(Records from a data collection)
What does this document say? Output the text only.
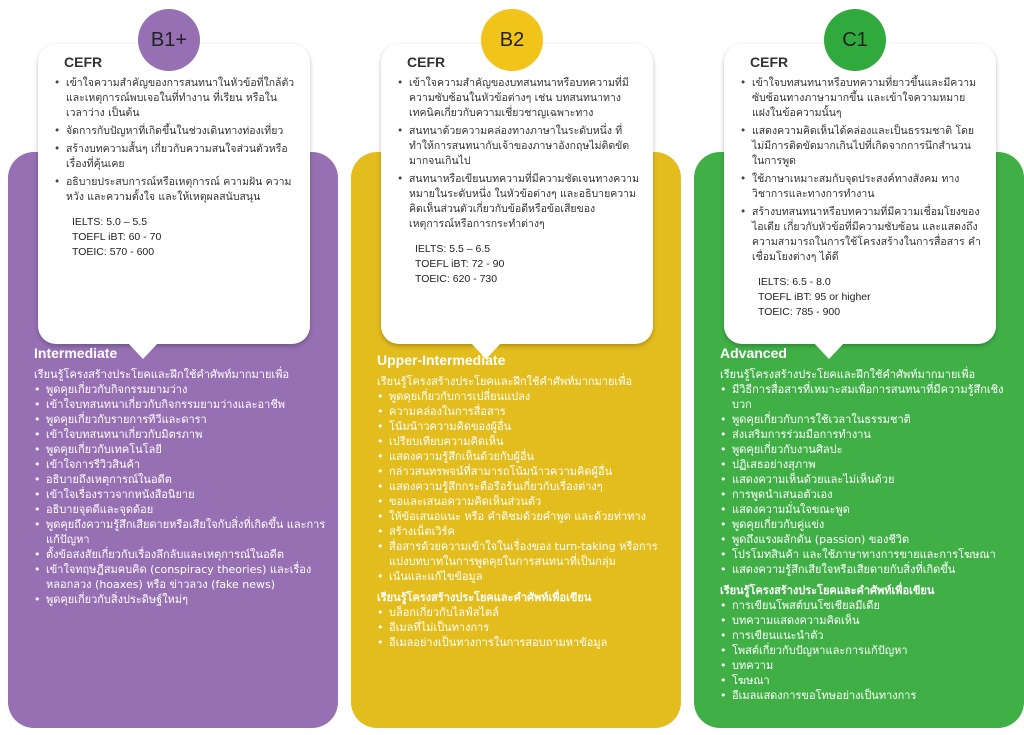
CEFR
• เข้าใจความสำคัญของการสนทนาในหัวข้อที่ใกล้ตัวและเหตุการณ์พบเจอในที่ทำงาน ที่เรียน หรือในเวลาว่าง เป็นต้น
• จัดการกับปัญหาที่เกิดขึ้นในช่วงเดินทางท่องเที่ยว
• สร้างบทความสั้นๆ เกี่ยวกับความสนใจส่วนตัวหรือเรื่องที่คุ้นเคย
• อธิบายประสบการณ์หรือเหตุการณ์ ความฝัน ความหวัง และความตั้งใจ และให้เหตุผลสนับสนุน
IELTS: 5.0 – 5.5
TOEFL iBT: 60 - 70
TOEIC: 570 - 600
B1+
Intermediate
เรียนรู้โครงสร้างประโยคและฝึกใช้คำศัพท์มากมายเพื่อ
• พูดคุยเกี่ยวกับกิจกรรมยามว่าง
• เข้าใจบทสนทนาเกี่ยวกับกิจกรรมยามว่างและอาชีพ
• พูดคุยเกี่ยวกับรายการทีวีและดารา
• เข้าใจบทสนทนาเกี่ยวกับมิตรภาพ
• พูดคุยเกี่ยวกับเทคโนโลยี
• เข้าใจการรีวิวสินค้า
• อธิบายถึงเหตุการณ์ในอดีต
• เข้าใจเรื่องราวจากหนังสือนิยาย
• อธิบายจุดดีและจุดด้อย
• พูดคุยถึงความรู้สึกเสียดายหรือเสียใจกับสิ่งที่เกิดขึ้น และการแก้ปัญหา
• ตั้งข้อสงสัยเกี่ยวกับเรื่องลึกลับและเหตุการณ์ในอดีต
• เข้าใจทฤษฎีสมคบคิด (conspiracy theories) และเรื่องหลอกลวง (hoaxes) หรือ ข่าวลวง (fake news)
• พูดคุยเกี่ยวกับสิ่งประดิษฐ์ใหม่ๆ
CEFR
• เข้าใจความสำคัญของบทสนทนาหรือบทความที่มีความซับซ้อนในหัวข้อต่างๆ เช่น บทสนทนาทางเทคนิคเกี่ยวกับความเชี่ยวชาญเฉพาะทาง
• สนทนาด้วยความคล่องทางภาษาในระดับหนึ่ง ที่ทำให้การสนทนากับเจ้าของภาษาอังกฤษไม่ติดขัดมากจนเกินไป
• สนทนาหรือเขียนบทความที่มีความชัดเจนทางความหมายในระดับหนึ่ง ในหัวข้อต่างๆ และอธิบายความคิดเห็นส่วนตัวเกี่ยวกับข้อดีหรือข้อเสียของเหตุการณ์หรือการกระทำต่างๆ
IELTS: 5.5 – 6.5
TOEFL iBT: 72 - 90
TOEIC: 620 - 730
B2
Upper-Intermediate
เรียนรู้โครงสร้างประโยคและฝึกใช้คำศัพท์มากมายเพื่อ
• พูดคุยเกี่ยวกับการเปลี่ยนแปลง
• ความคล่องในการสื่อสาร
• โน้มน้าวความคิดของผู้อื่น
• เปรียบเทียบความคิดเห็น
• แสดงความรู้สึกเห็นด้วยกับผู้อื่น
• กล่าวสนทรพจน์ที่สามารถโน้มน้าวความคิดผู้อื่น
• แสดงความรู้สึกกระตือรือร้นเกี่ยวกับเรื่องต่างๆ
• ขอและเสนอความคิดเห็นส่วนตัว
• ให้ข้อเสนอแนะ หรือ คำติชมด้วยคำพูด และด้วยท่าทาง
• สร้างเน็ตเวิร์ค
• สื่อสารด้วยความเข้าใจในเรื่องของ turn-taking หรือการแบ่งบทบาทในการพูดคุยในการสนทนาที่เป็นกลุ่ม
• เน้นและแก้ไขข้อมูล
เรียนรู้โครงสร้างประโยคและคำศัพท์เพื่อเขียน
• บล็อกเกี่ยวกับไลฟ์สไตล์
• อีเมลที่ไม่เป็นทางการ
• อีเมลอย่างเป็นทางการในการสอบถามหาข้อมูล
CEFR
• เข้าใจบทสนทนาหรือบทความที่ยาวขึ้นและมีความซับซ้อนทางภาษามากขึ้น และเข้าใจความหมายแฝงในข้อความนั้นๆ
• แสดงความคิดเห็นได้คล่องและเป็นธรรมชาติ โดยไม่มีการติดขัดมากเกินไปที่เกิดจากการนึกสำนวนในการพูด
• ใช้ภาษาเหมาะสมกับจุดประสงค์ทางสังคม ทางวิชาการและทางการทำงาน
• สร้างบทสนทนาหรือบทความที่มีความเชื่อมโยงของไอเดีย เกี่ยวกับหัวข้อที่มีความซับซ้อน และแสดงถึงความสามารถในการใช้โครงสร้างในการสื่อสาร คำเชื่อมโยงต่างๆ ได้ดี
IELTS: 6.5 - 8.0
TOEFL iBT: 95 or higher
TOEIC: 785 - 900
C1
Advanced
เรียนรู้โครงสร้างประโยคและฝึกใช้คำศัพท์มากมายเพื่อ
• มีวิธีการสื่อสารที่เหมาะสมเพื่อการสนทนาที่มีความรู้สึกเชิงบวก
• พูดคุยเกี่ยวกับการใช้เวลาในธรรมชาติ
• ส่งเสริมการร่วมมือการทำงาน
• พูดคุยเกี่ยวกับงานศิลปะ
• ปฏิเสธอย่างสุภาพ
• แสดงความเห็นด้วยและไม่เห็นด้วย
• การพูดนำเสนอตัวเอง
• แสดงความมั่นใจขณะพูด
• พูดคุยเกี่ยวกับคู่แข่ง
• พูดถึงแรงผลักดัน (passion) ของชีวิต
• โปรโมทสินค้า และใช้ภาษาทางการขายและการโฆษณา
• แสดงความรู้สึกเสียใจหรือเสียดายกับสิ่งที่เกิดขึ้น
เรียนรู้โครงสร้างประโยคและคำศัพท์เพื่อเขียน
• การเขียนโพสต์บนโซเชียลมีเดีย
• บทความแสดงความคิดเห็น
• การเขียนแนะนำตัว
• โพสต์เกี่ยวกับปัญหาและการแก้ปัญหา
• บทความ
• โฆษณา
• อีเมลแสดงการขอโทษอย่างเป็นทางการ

What you need to do:
Look through the entries above and report each line where the string "จกรรมยามว" occurs.

Answer to this problem:
• พูดคุยเกี่ยวกับกิจกรรมยามว่าง
• เข้าใจบทสนทนาเกี่ยวกับกิจกรรมยามว่างและอาชีพ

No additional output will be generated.